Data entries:
___

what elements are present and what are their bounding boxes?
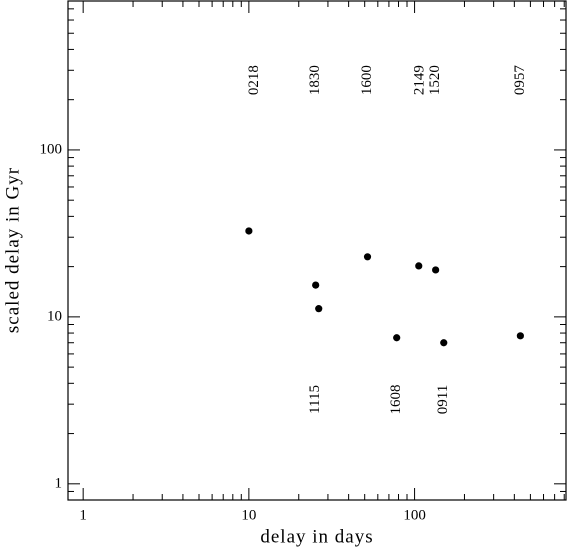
point <box>245 227 253 235</box>
y-axis-label: scaled delay in Gyr <box>2 167 23 333</box>
x-tick-label: 10 <box>241 507 256 523</box>
annotation: 0957 <box>512 65 528 96</box>
point <box>516 332 524 340</box>
y-tick-label: 100 <box>40 141 63 157</box>
annotation: 1115 <box>307 385 323 414</box>
annotation: 1608 <box>388 384 404 414</box>
point <box>432 266 440 274</box>
point <box>440 339 448 347</box>
x-axis-label: delay in days <box>260 526 373 547</box>
point <box>415 262 423 270</box>
x-tick-label: 100 <box>403 507 426 523</box>
annotation: 0218 <box>246 65 262 95</box>
annotation: 0911 <box>435 385 451 414</box>
annotation: 1830 <box>307 65 323 95</box>
y-tick-label: 10 <box>47 308 62 324</box>
point <box>312 281 320 289</box>
plot-frame <box>67 0 567 501</box>
point <box>315 305 323 313</box>
x-tick-label: 1 <box>79 507 87 523</box>
annotation: 1520 <box>427 65 443 95</box>
point <box>363 253 372 261</box>
point <box>393 334 401 342</box>
annotation: 2149 <box>412 65 428 95</box>
annotation: 1600 <box>359 65 375 95</box>
y-tick-label: 1 <box>55 475 63 491</box>
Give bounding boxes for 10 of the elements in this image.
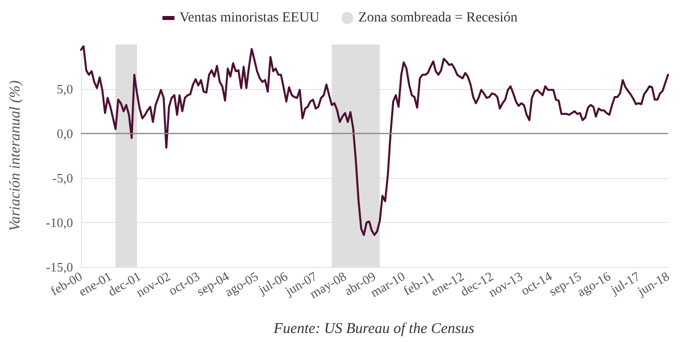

___

**PROBLEM STATEMENT:** Rewrite all of the lines above, substituting "callout" for every occurrence of "annotation" and changing nothing else, and omit the pictures from your answer.

**THE ANSWER:**
what elements are present and what are their bounding boxes?
point <box>245 227 253 235</box>
y-axis-label: scaled delay in Gyr <box>2 167 23 333</box>
x-tick-label: 10 <box>241 507 256 523</box>
callout: 0957 <box>512 65 528 96</box>
point <box>516 332 524 340</box>
y-tick-label: 100 <box>40 141 63 157</box>
callout: 1115 <box>307 385 323 414</box>
callout: 1608 <box>388 384 404 414</box>
point <box>432 266 440 274</box>
point <box>440 339 448 347</box>
x-axis-label: delay in days <box>260 526 373 547</box>
point <box>415 262 423 270</box>
x-tick-label: 100 <box>403 507 426 523</box>
callout: 0218 <box>246 65 262 95</box>
callout: 0911 <box>435 385 451 414</box>
callout: 1830 <box>307 65 323 95</box>
y-tick-label: 10 <box>47 308 62 324</box>
point <box>312 281 320 289</box>
plot-frame <box>67 0 567 501</box>
point <box>315 305 323 313</box>
x-tick-label: 1 <box>79 507 87 523</box>
callout: 1520 <box>427 65 443 95</box>
point <box>363 253 372 261</box>
point <box>393 334 401 342</box>
callout: 2149 <box>412 65 428 95</box>
callout: 1600 <box>359 65 375 95</box>
y-tick-label: 1 <box>55 475 63 491</box>
Give bounding boxes for 10 of the elements in this image.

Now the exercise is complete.